**Set task**
Repeat the entries that follow verbatim, without any of their pictures.

Items listed in a dataset
****

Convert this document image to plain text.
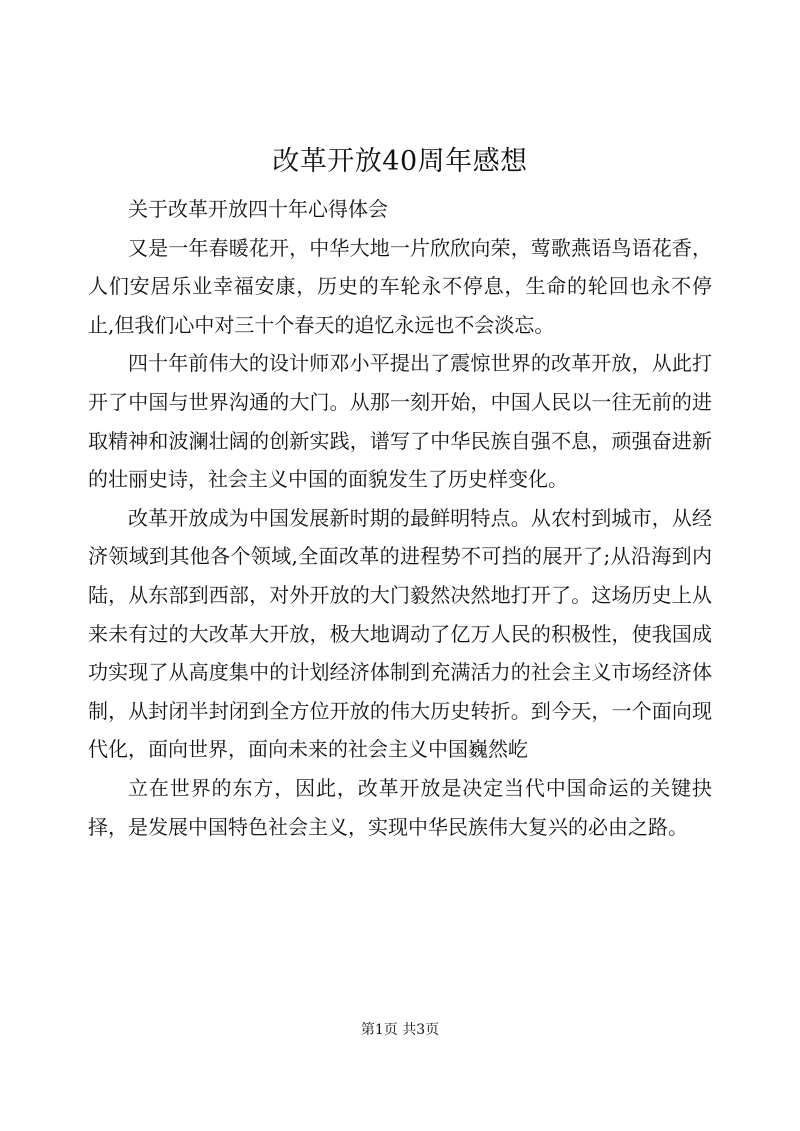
改革开放40周年感想

关于改革开放四十年心得体会

又是一年春暖花开，中华大地一片欣欣向荣，莺歌燕语鸟语花香，人们安居乐业幸福安康，历史的车轮永不停息，生命的轮回也永不停止,但我们心中对三十个春天的追忆永远也不会淡忘。

四十年前伟大的设计师邓小平提出了震惊世界的改革开放，从此打开了中国与世界沟通的大门。从那一刻开始，中国人民以一往无前的进取精神和波澜壮阔的创新实践，谱写了中华民族自强不息，顽强奋进新的壮丽史诗，社会主义中国的面貌发生了历史样变化。

改革开放成为中国发展新时期的最鲜明特点。从农村到城市，从经济领域到其他各个领域,全面改革的进程势不可挡的展开了;从沿海到内陆，从东部到西部，对外开放的大门毅然决然地打开了。这场历史上从来未有过的大改革大开放，极大地调动了亿万人民的积极性，使我国成功实现了从高度集中的计划经济体制到充满活力的社会主义市场经济体制，从封闭半封闭到全方位开放的伟大历史转折。到今天，一个面向现代化，面向世界，面向未来的社会主义中国巍然屹

立在世界的东方，因此，改革开放是决定当代中国命运的关键抉择，是发展中国特色社会主义，实现中华民族伟大复兴的必由之路。

第1页 共3页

****

**Result for this task**
Convert this document image to plain text.
改革开放40周年感想

关于改革开放四十年心得体会

又是一年春暖花开，中华大地一片欣欣向荣，莺歌燕语鸟语花香，人们安居乐业幸福安康，历史的车轮永不停息，生命的轮回也永不停止,但我们心中对三十个春天的追忆永远也不会淡忘。

四十年前伟大的设计师邓小平提出了震惊世界的改革开放，从此打开了中国与世界沟通的大门。从那一刻开始，中国人民以一往无前的进取精神和波澜壮阔的创新实践，谱写了中华民族自强不息，顽强奋进新的壮丽史诗，社会主义中国的面貌发生了历史样变化。

改革开放成为中国发展新时期的最鲜明特点。从农村到城市，从经济领域到其他各个领域,全面改革的进程势不可挡的展开了;从沿海到内陆，从东部到西部，对外开放的大门毅然决然地打开了。这场历史上从来未有过的大改革大开放，极大地调动了亿万人民的积极性，使我国成功实现了从高度集中的计划经济体制到充满活力的社会主义市场经济体制，从封闭半封闭到全方位开放的伟大历史转折。到今天，一个面向现代化，面向世界，面向未来的社会主义中国巍然屹

立在世界的东方，因此，改革开放是决定当代中国命运的关键抉择，是发展中国特色社会主义，实现中华民族伟大复兴的必由之路。

第1页 共3页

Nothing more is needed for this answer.